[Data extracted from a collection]

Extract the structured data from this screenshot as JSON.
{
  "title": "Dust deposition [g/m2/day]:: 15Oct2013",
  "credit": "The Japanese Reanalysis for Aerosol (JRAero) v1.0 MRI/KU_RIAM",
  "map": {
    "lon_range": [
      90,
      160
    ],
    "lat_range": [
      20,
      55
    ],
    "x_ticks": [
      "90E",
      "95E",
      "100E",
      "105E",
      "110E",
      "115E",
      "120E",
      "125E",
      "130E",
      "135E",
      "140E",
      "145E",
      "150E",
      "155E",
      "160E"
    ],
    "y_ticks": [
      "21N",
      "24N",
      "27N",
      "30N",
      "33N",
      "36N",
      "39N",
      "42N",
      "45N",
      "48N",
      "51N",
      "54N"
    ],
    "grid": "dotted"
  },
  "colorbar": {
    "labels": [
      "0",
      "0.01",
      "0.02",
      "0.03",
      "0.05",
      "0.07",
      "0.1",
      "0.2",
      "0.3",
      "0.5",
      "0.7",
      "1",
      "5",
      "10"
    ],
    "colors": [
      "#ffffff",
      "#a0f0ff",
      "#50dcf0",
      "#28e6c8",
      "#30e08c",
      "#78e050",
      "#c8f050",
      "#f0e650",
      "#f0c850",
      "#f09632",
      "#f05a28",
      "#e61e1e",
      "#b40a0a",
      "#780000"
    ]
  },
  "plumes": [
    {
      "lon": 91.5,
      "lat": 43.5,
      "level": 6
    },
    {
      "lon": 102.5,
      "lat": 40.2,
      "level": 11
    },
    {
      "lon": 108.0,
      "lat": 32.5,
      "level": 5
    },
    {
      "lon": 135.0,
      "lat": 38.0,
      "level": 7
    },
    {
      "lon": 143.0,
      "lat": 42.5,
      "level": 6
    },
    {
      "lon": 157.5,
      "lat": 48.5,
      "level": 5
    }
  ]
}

**Task description**
Extract every record. Keep wording exact.

**Task result**
Extract the structured data from this screenshot as JSON.
{
  "title": "Dust deposition [g/m2/day]:: 15Oct2013",
  "credit": "The Japanese Reanalysis for Aerosol (JRAero) v1.0 MRI/KU_RIAM",
  "map": {
    "lon_range": [
      90,
      160
    ],
    "lat_range": [
      20,
      55
    ],
    "x_ticks": [
      "90E",
      "95E",
      "100E",
      "105E",
      "110E",
      "115E",
      "120E",
      "125E",
      "130E",
      "135E",
      "140E",
      "145E",
      "150E",
      "155E",
      "160E"
    ],
    "y_ticks": [
      "21N",
      "24N",
      "27N",
      "30N",
      "33N",
      "36N",
      "39N",
      "42N",
      "45N",
      "48N",
      "51N",
      "54N"
    ],
    "grid": "dotted"
  },
  "colorbar": {
    "labels": [
      "0",
      "0.01",
      "0.02",
      "0.03",
      "0.05",
      "0.07",
      "0.1",
      "0.2",
      "0.3",
      "0.5",
      "0.7",
      "1",
      "5",
      "10"
    ],
    "colors": [
      "#ffffff",
      "#a0f0ff",
      "#50dcf0",
      "#28e6c8",
      "#30e08c",
      "#78e050",
      "#c8f050",
      "#f0e650",
      "#f0c850",
      "#f09632",
      "#f05a28",
      "#e61e1e",
      "#b40a0a",
      "#780000"
    ]
  },
  "plumes": [
    {
      "lon": 91.5,
      "lat": 43.5,
      "level": 6
    },
    {
      "lon": 102.5,
      "lat": 40.2,
      "level": 11
    },
    {
      "lon": 108.0,
      "lat": 32.5,
      "level": 5
    },
    {
      "lon": 135.0,
      "lat": 38.0,
      "level": 7
    },
    {
      "lon": 143.0,
      "lat": 42.5,
      "level": 6
    },
    {
      "lon": 157.5,
      "lat": 48.5,
      "level": 5
    }
  ]
}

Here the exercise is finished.